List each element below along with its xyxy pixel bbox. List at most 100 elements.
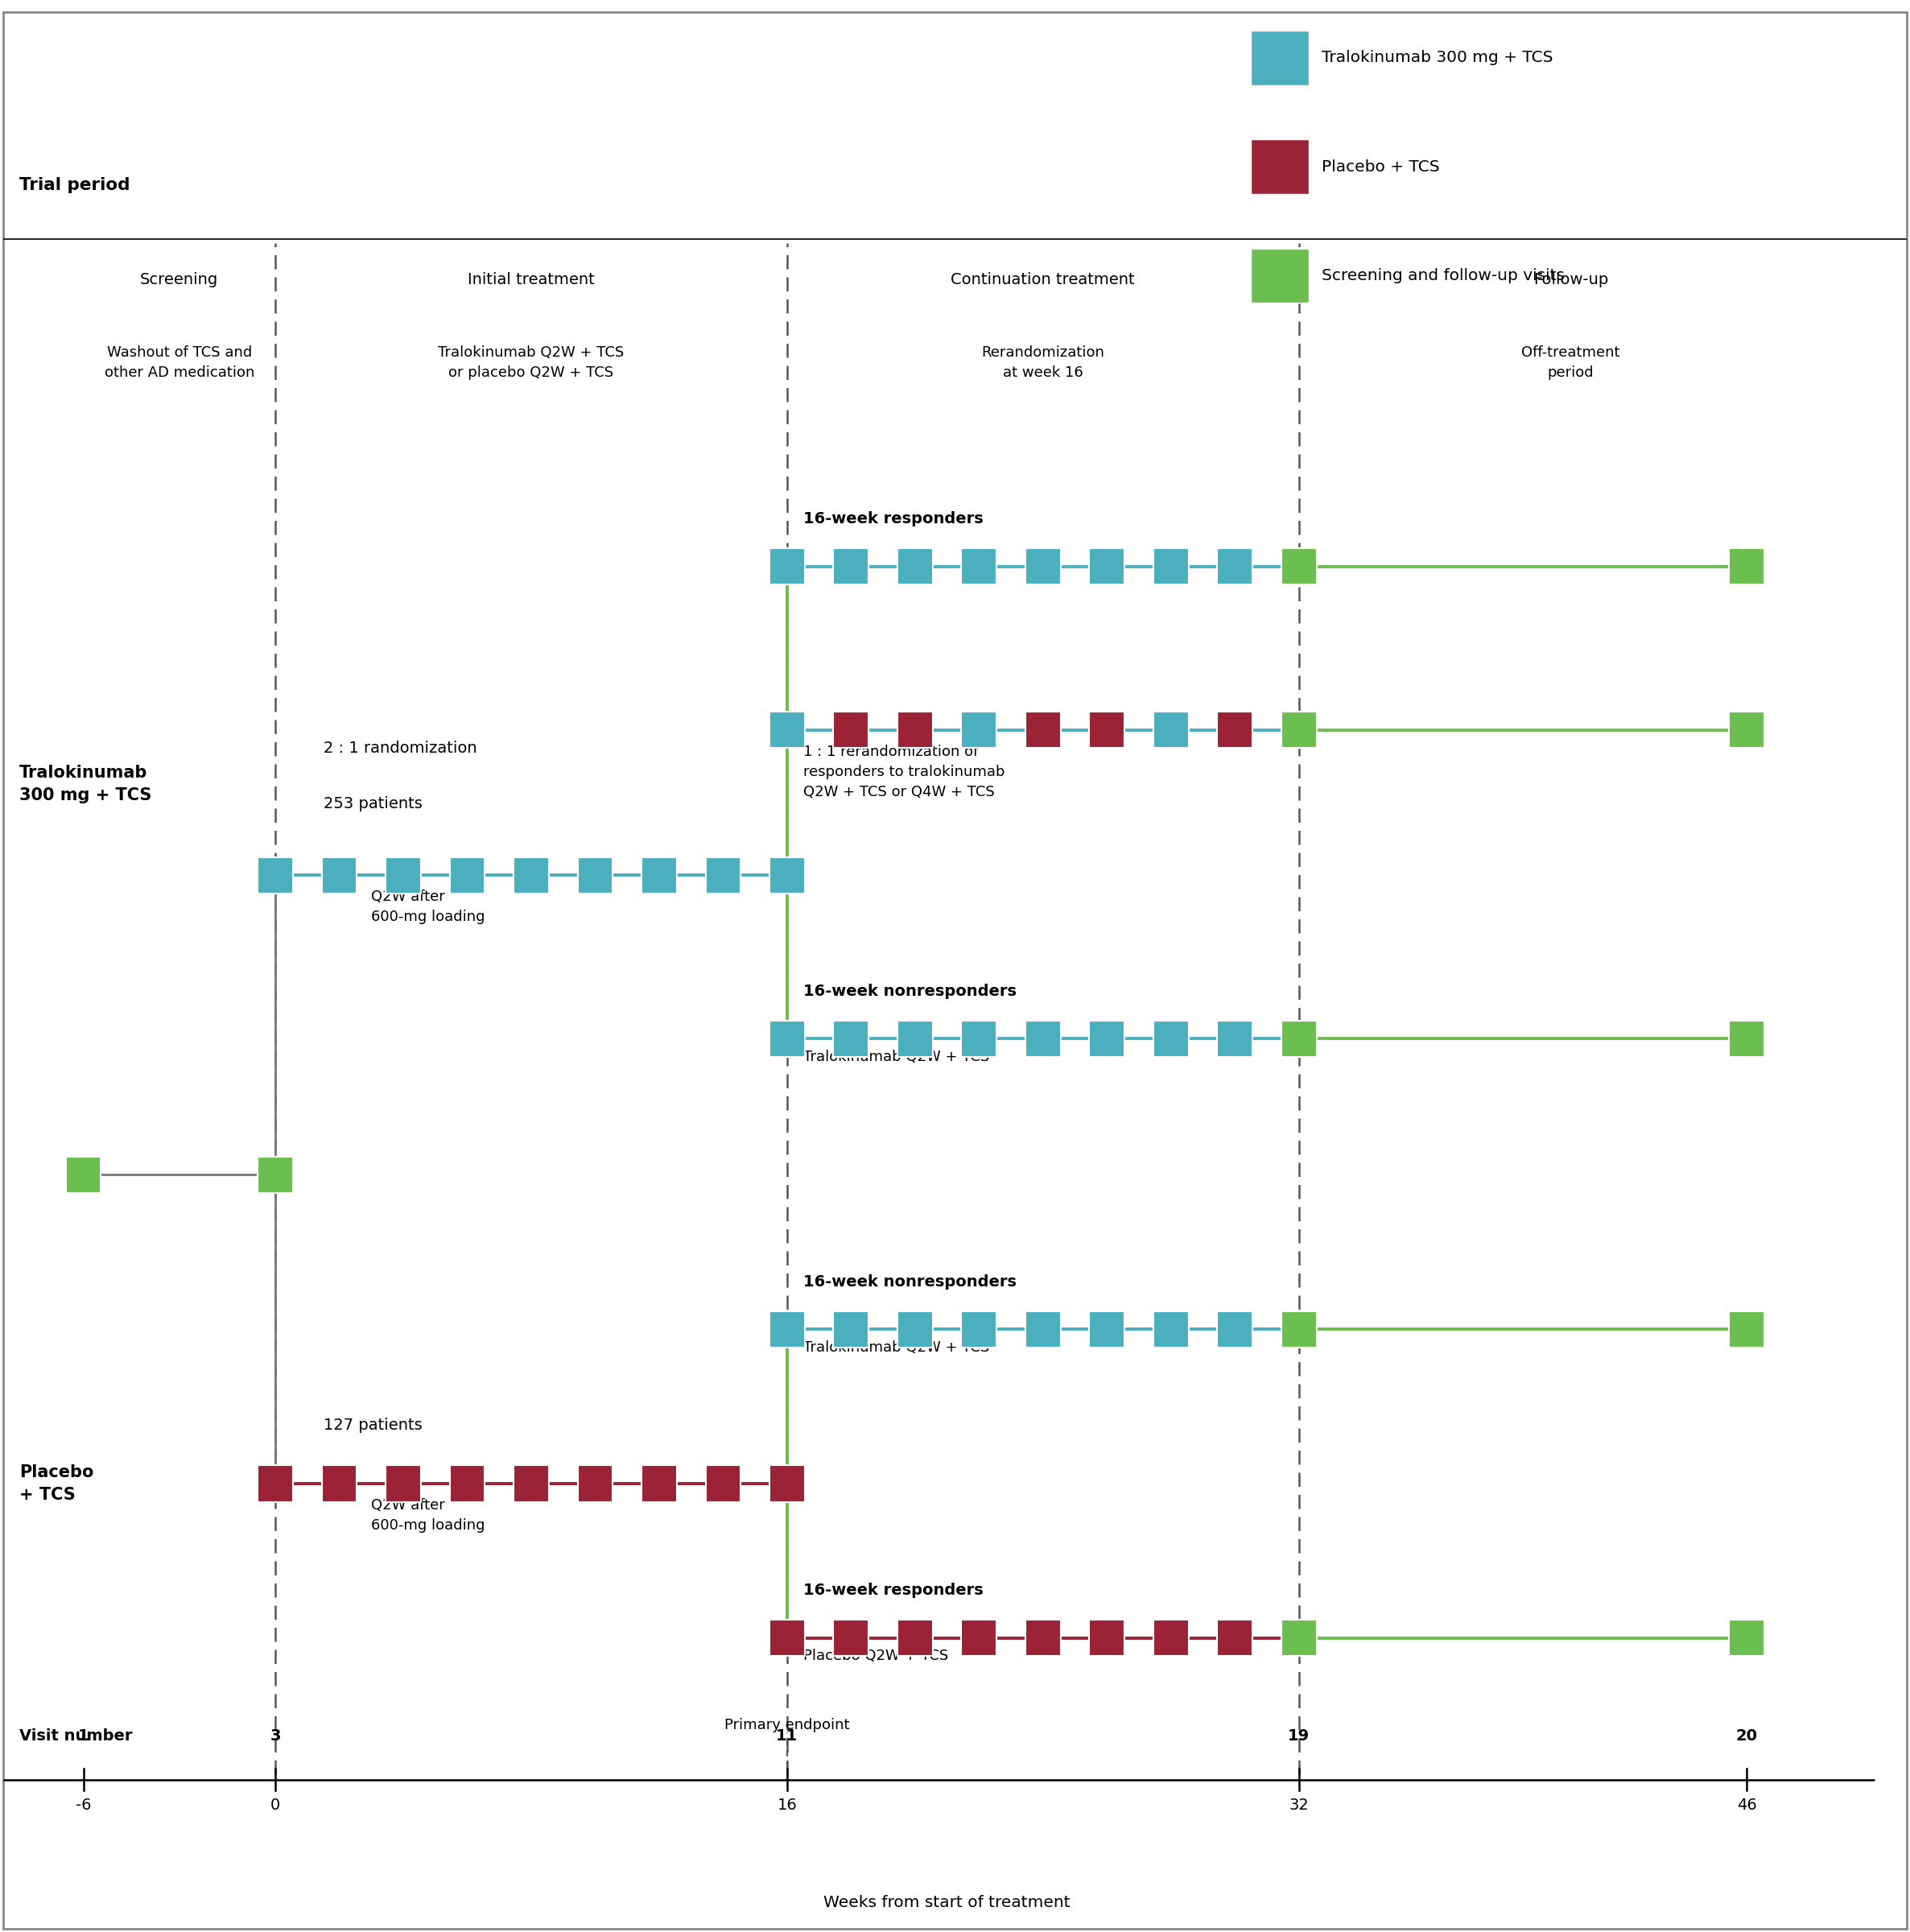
Text: Screening: Screening xyxy=(139,272,218,288)
Text: Trial period: Trial period xyxy=(19,178,130,193)
FancyBboxPatch shape xyxy=(1089,711,1125,748)
FancyBboxPatch shape xyxy=(642,858,676,893)
FancyBboxPatch shape xyxy=(642,1466,676,1501)
FancyBboxPatch shape xyxy=(1729,549,1765,585)
Text: 11: 11 xyxy=(775,1727,798,1743)
FancyBboxPatch shape xyxy=(386,1466,420,1501)
FancyBboxPatch shape xyxy=(1251,139,1308,193)
Text: 0: 0 xyxy=(271,1799,281,1812)
FancyBboxPatch shape xyxy=(961,549,997,585)
FancyBboxPatch shape xyxy=(1282,1619,1316,1656)
Text: Placebo + TCS: Placebo + TCS xyxy=(1322,158,1440,174)
Text: 253 patients: 253 patients xyxy=(323,796,422,811)
FancyBboxPatch shape xyxy=(705,858,741,893)
Text: 3: 3 xyxy=(269,1727,281,1743)
FancyBboxPatch shape xyxy=(1217,1020,1253,1057)
FancyBboxPatch shape xyxy=(1154,1619,1188,1656)
Text: Off-treatment
period: Off-treatment period xyxy=(1522,346,1620,381)
FancyBboxPatch shape xyxy=(770,711,804,748)
Text: Visit number: Visit number xyxy=(19,1727,132,1743)
FancyBboxPatch shape xyxy=(770,1619,804,1656)
FancyBboxPatch shape xyxy=(1089,1619,1125,1656)
FancyBboxPatch shape xyxy=(1217,711,1253,748)
FancyBboxPatch shape xyxy=(1282,711,1316,748)
FancyBboxPatch shape xyxy=(961,1020,997,1057)
Text: Placebo
+ TCS: Placebo + TCS xyxy=(19,1464,94,1503)
Text: 32: 32 xyxy=(1289,1799,1308,1812)
Text: 19: 19 xyxy=(1287,1727,1310,1743)
Text: Screening and follow-up visits: Screening and follow-up visits xyxy=(1322,269,1564,284)
FancyBboxPatch shape xyxy=(1729,711,1765,748)
Text: Q2W after
600-mg loading: Q2W after 600-mg loading xyxy=(371,891,485,923)
FancyBboxPatch shape xyxy=(1282,549,1316,585)
FancyBboxPatch shape xyxy=(1282,1020,1316,1057)
FancyBboxPatch shape xyxy=(1217,1312,1253,1347)
FancyBboxPatch shape xyxy=(1089,549,1125,585)
FancyBboxPatch shape xyxy=(1154,1312,1188,1347)
Text: Q2W after
600-mg loading: Q2W after 600-mg loading xyxy=(371,1497,485,1532)
Text: 16-week nonresponders: 16-week nonresponders xyxy=(802,983,1016,999)
Text: 46: 46 xyxy=(1736,1799,1757,1812)
FancyBboxPatch shape xyxy=(1217,549,1253,585)
FancyBboxPatch shape xyxy=(961,711,997,748)
FancyBboxPatch shape xyxy=(577,858,613,893)
Text: Continuation treatment: Continuation treatment xyxy=(951,272,1135,288)
FancyBboxPatch shape xyxy=(770,1020,804,1057)
FancyBboxPatch shape xyxy=(1154,549,1188,585)
Text: 20: 20 xyxy=(1736,1727,1757,1743)
FancyBboxPatch shape xyxy=(1282,1020,1316,1057)
FancyBboxPatch shape xyxy=(1251,249,1308,303)
Text: 16-week responders: 16-week responders xyxy=(802,512,984,526)
FancyBboxPatch shape xyxy=(321,858,357,893)
Text: Initial treatment: Initial treatment xyxy=(468,272,594,288)
FancyBboxPatch shape xyxy=(961,1312,997,1347)
FancyBboxPatch shape xyxy=(1026,711,1060,748)
FancyBboxPatch shape xyxy=(1251,31,1308,85)
FancyBboxPatch shape xyxy=(65,1157,101,1194)
FancyBboxPatch shape xyxy=(770,1312,804,1347)
FancyBboxPatch shape xyxy=(1282,1312,1316,1347)
Text: Washout of TCS and
other AD medication: Washout of TCS and other AD medication xyxy=(105,346,254,381)
FancyBboxPatch shape xyxy=(898,1312,932,1347)
Text: Tralokinumab Q2W + TCS: Tralokinumab Q2W + TCS xyxy=(802,1049,989,1065)
Text: 16: 16 xyxy=(777,1799,796,1812)
Text: Primary endpoint: Primary endpoint xyxy=(724,1718,850,1733)
FancyBboxPatch shape xyxy=(961,1619,997,1656)
FancyBboxPatch shape xyxy=(833,1020,869,1057)
Text: 16-week responders: 16-week responders xyxy=(802,1582,984,1598)
Text: Tralokinumab 300 mg + TCS: Tralokinumab 300 mg + TCS xyxy=(1322,50,1553,66)
FancyBboxPatch shape xyxy=(1089,1312,1125,1347)
Text: 127 patients: 127 patients xyxy=(323,1418,422,1434)
FancyBboxPatch shape xyxy=(833,1619,869,1656)
FancyBboxPatch shape xyxy=(258,1157,292,1194)
FancyBboxPatch shape xyxy=(514,1466,548,1501)
FancyBboxPatch shape xyxy=(449,1466,485,1501)
FancyBboxPatch shape xyxy=(833,1312,869,1347)
FancyBboxPatch shape xyxy=(898,1619,932,1656)
FancyBboxPatch shape xyxy=(1729,1312,1765,1347)
FancyBboxPatch shape xyxy=(258,1466,292,1501)
FancyBboxPatch shape xyxy=(1282,1619,1316,1656)
FancyBboxPatch shape xyxy=(258,858,292,893)
FancyBboxPatch shape xyxy=(1217,1619,1253,1656)
FancyBboxPatch shape xyxy=(1026,1020,1060,1057)
Text: 2 : 1 randomization: 2 : 1 randomization xyxy=(323,740,478,755)
FancyBboxPatch shape xyxy=(1026,549,1060,585)
FancyBboxPatch shape xyxy=(1026,1312,1060,1347)
FancyBboxPatch shape xyxy=(770,1466,804,1501)
Text: Tralokinumab Q2W + TCS: Tralokinumab Q2W + TCS xyxy=(802,1341,989,1354)
FancyBboxPatch shape xyxy=(833,549,869,585)
Text: Tralokinumab
300 mg + TCS: Tralokinumab 300 mg + TCS xyxy=(19,765,151,804)
FancyBboxPatch shape xyxy=(386,858,420,893)
Text: -6: -6 xyxy=(76,1799,92,1812)
Text: Weeks from start of treatment: Weeks from start of treatment xyxy=(823,1895,1070,1911)
FancyBboxPatch shape xyxy=(514,858,548,893)
Text: 1 : 1 rerandomization of
responders to tralokinumab
Q2W + TCS or Q4W + TCS: 1 : 1 rerandomization of responders to t… xyxy=(802,744,1005,800)
FancyBboxPatch shape xyxy=(1154,711,1188,748)
FancyBboxPatch shape xyxy=(449,858,485,893)
Text: Rerandomization
at week 16: Rerandomization at week 16 xyxy=(982,346,1104,381)
FancyBboxPatch shape xyxy=(1089,1020,1125,1057)
FancyBboxPatch shape xyxy=(770,858,804,893)
FancyBboxPatch shape xyxy=(1282,549,1316,585)
FancyBboxPatch shape xyxy=(898,549,932,585)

----------

■ TASK ■
Every record must be duplicated exactly, except for the pictures, which are left out.

■ TASK RESULT ■
List each element below along with its xyxy pixel bbox. List at most 100 elements.
Text: Screening: Screening xyxy=(139,272,218,288)
Text: Trial period: Trial period xyxy=(19,178,130,193)
FancyBboxPatch shape xyxy=(1089,711,1125,748)
FancyBboxPatch shape xyxy=(642,858,676,893)
FancyBboxPatch shape xyxy=(642,1466,676,1501)
FancyBboxPatch shape xyxy=(1729,549,1765,585)
Text: 11: 11 xyxy=(775,1727,798,1743)
FancyBboxPatch shape xyxy=(386,1466,420,1501)
FancyBboxPatch shape xyxy=(1251,139,1308,193)
Text: 0: 0 xyxy=(271,1799,281,1812)
FancyBboxPatch shape xyxy=(961,549,997,585)
FancyBboxPatch shape xyxy=(1282,1619,1316,1656)
Text: Placebo + TCS: Placebo + TCS xyxy=(1322,158,1440,174)
Text: 253 patients: 253 patients xyxy=(323,796,422,811)
FancyBboxPatch shape xyxy=(705,858,741,893)
Text: 3: 3 xyxy=(269,1727,281,1743)
FancyBboxPatch shape xyxy=(1217,1020,1253,1057)
FancyBboxPatch shape xyxy=(1154,1619,1188,1656)
Text: Off-treatment
period: Off-treatment period xyxy=(1522,346,1620,381)
FancyBboxPatch shape xyxy=(770,711,804,748)
Text: Visit number: Visit number xyxy=(19,1727,132,1743)
FancyBboxPatch shape xyxy=(770,1619,804,1656)
FancyBboxPatch shape xyxy=(1089,1619,1125,1656)
FancyBboxPatch shape xyxy=(1217,711,1253,748)
FancyBboxPatch shape xyxy=(1282,711,1316,748)
FancyBboxPatch shape xyxy=(961,1020,997,1057)
Text: Placebo
+ TCS: Placebo + TCS xyxy=(19,1464,94,1503)
Text: 32: 32 xyxy=(1289,1799,1308,1812)
Text: 19: 19 xyxy=(1287,1727,1310,1743)
Text: Screening and follow-up visits: Screening and follow-up visits xyxy=(1322,269,1564,284)
FancyBboxPatch shape xyxy=(1729,711,1765,748)
Text: Q2W after
600-mg loading: Q2W after 600-mg loading xyxy=(371,891,485,923)
FancyBboxPatch shape xyxy=(1282,549,1316,585)
FancyBboxPatch shape xyxy=(1282,1020,1316,1057)
FancyBboxPatch shape xyxy=(1217,1312,1253,1347)
FancyBboxPatch shape xyxy=(1089,549,1125,585)
FancyBboxPatch shape xyxy=(1154,1312,1188,1347)
Text: Q2W after
600-mg loading: Q2W after 600-mg loading xyxy=(371,1497,485,1532)
Text: 16-week nonresponders: 16-week nonresponders xyxy=(802,983,1016,999)
Text: 46: 46 xyxy=(1736,1799,1757,1812)
FancyBboxPatch shape xyxy=(1217,549,1253,585)
FancyBboxPatch shape xyxy=(961,711,997,748)
FancyBboxPatch shape xyxy=(577,858,613,893)
Text: Continuation treatment: Continuation treatment xyxy=(951,272,1135,288)
FancyBboxPatch shape xyxy=(770,1020,804,1057)
FancyBboxPatch shape xyxy=(1154,549,1188,585)
Text: 20: 20 xyxy=(1736,1727,1757,1743)
FancyBboxPatch shape xyxy=(1282,1020,1316,1057)
FancyBboxPatch shape xyxy=(1251,249,1308,303)
Text: 16-week responders: 16-week responders xyxy=(802,512,984,526)
FancyBboxPatch shape xyxy=(321,858,357,893)
Text: Initial treatment: Initial treatment xyxy=(468,272,594,288)
FancyBboxPatch shape xyxy=(961,1312,997,1347)
FancyBboxPatch shape xyxy=(1026,711,1060,748)
FancyBboxPatch shape xyxy=(1251,31,1308,85)
FancyBboxPatch shape xyxy=(65,1157,101,1194)
FancyBboxPatch shape xyxy=(770,1312,804,1347)
FancyBboxPatch shape xyxy=(1282,1312,1316,1347)
Text: Washout of TCS and
other AD medication: Washout of TCS and other AD medication xyxy=(105,346,254,381)
FancyBboxPatch shape xyxy=(898,1312,932,1347)
Text: Tralokinumab Q2W + TCS: Tralokinumab Q2W + TCS xyxy=(802,1049,989,1065)
Text: 16: 16 xyxy=(777,1799,796,1812)
Text: Primary endpoint: Primary endpoint xyxy=(724,1718,850,1733)
FancyBboxPatch shape xyxy=(961,1619,997,1656)
FancyBboxPatch shape xyxy=(833,1020,869,1057)
Text: 16-week responders: 16-week responders xyxy=(802,1582,984,1598)
Text: Tralokinumab 300 mg + TCS: Tralokinumab 300 mg + TCS xyxy=(1322,50,1553,66)
FancyBboxPatch shape xyxy=(1089,1312,1125,1347)
Text: 127 patients: 127 patients xyxy=(323,1418,422,1434)
FancyBboxPatch shape xyxy=(833,1619,869,1656)
FancyBboxPatch shape xyxy=(258,1157,292,1194)
FancyBboxPatch shape xyxy=(514,1466,548,1501)
FancyBboxPatch shape xyxy=(449,1466,485,1501)
FancyBboxPatch shape xyxy=(833,1312,869,1347)
FancyBboxPatch shape xyxy=(898,1619,932,1656)
FancyBboxPatch shape xyxy=(1729,1312,1765,1347)
FancyBboxPatch shape xyxy=(258,1466,292,1501)
FancyBboxPatch shape xyxy=(1282,1619,1316,1656)
FancyBboxPatch shape xyxy=(258,858,292,893)
FancyBboxPatch shape xyxy=(1217,1619,1253,1656)
FancyBboxPatch shape xyxy=(1026,1020,1060,1057)
Text: 2 : 1 randomization: 2 : 1 randomization xyxy=(323,740,478,755)
FancyBboxPatch shape xyxy=(1026,549,1060,585)
FancyBboxPatch shape xyxy=(1026,1312,1060,1347)
FancyBboxPatch shape xyxy=(770,1466,804,1501)
Text: Tralokinumab Q2W + TCS: Tralokinumab Q2W + TCS xyxy=(802,1341,989,1354)
FancyBboxPatch shape xyxy=(833,549,869,585)
Text: Tralokinumab
300 mg + TCS: Tralokinumab 300 mg + TCS xyxy=(19,765,151,804)
FancyBboxPatch shape xyxy=(386,858,420,893)
Text: -6: -6 xyxy=(76,1799,92,1812)
Text: Weeks from start of treatment: Weeks from start of treatment xyxy=(823,1895,1070,1911)
FancyBboxPatch shape xyxy=(514,858,548,893)
Text: 1 : 1 rerandomization of
responders to tralokinumab
Q2W + TCS or Q4W + TCS: 1 : 1 rerandomization of responders to t… xyxy=(802,744,1005,800)
FancyBboxPatch shape xyxy=(1154,711,1188,748)
FancyBboxPatch shape xyxy=(449,858,485,893)
Text: Rerandomization
at week 16: Rerandomization at week 16 xyxy=(982,346,1104,381)
FancyBboxPatch shape xyxy=(1089,1020,1125,1057)
FancyBboxPatch shape xyxy=(770,858,804,893)
FancyBboxPatch shape xyxy=(1282,549,1316,585)
FancyBboxPatch shape xyxy=(898,549,932,585)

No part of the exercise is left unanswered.